**TASK STATEMENT:** Each line that follows should be printed again exactly as it stands.
* Begin *
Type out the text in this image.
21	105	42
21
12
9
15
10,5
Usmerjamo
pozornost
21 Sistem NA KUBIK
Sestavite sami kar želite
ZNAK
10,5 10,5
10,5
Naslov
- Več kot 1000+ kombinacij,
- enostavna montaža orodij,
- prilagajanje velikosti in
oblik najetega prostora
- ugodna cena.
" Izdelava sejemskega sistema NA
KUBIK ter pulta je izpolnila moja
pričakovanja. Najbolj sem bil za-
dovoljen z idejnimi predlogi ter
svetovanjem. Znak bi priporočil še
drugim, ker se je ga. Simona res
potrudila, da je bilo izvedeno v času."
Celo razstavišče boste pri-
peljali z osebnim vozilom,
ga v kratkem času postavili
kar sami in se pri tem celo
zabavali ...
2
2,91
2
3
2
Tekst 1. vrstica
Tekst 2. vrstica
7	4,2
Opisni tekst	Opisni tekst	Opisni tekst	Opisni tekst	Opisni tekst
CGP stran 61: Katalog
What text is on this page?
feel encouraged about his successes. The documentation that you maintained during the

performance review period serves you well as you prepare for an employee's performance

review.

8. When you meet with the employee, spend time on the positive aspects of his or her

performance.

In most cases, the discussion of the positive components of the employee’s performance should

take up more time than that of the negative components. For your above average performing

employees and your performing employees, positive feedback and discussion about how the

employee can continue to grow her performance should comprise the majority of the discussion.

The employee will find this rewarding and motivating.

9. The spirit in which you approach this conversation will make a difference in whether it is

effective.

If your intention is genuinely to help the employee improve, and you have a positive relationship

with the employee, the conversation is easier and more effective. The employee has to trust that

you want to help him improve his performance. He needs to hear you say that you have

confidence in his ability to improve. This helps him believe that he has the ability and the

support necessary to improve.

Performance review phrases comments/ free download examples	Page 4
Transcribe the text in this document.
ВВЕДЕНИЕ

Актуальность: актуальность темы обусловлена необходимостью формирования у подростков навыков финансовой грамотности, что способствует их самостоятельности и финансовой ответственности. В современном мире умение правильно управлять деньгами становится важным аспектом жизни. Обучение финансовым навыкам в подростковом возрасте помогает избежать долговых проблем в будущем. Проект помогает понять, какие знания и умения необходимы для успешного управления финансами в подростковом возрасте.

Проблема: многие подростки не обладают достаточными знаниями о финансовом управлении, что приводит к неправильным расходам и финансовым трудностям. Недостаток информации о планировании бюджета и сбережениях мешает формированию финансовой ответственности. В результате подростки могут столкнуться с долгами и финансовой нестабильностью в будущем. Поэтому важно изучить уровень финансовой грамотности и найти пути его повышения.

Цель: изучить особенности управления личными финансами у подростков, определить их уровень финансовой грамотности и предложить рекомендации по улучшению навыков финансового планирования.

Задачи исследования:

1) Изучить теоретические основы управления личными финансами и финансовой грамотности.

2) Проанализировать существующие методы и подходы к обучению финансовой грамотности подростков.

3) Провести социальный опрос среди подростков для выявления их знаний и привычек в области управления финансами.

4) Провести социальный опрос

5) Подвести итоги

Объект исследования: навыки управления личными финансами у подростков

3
* End *
**TASK ANSWER:**
Type out the text in this image.
21	105	42
21
12
9
15
10,5
Usmerjamo
pozornost
21 Sistem NA KUBIK
Sestavite sami kar želite
ZNAK
10,5 10,5
10,5
Naslov
- Več kot 1000+ kombinacij,
- enostavna montaža orodij,
- prilagajanje velikosti in
oblik najetega prostora
- ugodna cena.
" Izdelava sejemskega sistema NA
KUBIK ter pulta je izpolnila moja
pričakovanja. Najbolj sem bil za-
dovoljen z idejnimi predlogi ter
svetovanjem. Znak bi priporočil še
drugim, ker se je ga. Simona res
potrudila, da je bilo izvedeno v času."
Celo razstavišče boste pri-
peljali z osebnim vozilom,
ga v kratkem času postavili
kar sami in se pri tem celo
zabavali ...
2
2,91
2
3
2
Tekst 1. vrstica
Tekst 2. vrstica
7	4,2
Opisni tekst	Opisni tekst	Opisni tekst	Opisni tekst	Opisni tekst
CGP stran 61: Katalog
What text is on this page?
feel encouraged about his successes. The documentation that you maintained during the

performance review period serves you well as you prepare for an employee's performance

review.

8. When you meet with the employee, spend time on the positive aspects of his or her

performance.

In most cases, the discussion of the positive components of the employee’s performance should

take up more time than that of the negative components. For your above average performing

employees and your performing employees, positive feedback and discussion about how the

employee can continue to grow her performance should comprise the majority of the discussion.

The employee will find this rewarding and motivating.

9. The spirit in which you approach this conversation will make a difference in whether it is

effective.

If your intention is genuinely to help the employee improve, and you have a positive relationship

with the employee, the conversation is easier and more effective. The employee has to trust that

you want to help him improve his performance. He needs to hear you say that you have

confidence in his ability to improve. This helps him believe that he has the ability and the

support necessary to improve.

Performance review phrases comments/ free download examples	Page 4
Transcribe the text in this document.
ВВЕДЕНИЕ

Актуальность: актуальность темы обусловлена необходимостью формирования у подростков навыков финансовой грамотности, что способствует их самостоятельности и финансовой ответственности. В современном мире умение правильно управлять деньгами становится важным аспектом жизни. Обучение финансовым навыкам в подростковом возрасте помогает избежать долговых проблем в будущем. Проект помогает понять, какие знания и умения необходимы для успешного управления финансами в подростковом возрасте.

Проблема: многие подростки не обладают достаточными знаниями о финансовом управлении, что приводит к неправильным расходам и финансовым трудностям. Недостаток информации о планировании бюджета и сбережениях мешает формированию финансовой ответственности. В результате подростки могут столкнуться с долгами и финансовой нестабильностью в будущем. Поэтому важно изучить уровень финансовой грамотности и найти пути его повышения.

Цель: изучить особенности управления личными финансами у подростков, определить их уровень финансовой грамотности и предложить рекомендации по улучшению навыков финансового планирования.

Задачи исследования:

1) Изучить теоретические основы управления личными финансами и финансовой грамотности.

2) Проанализировать существующие методы и подходы к обучению финансовой грамотности подростков.

3) Провести социальный опрос среди подростков для выявления их знаний и привычек в области управления финансами.

4) Провести социальный опрос

5) Подвести итоги

Объект исследования: навыки управления личными финансами у подростков

3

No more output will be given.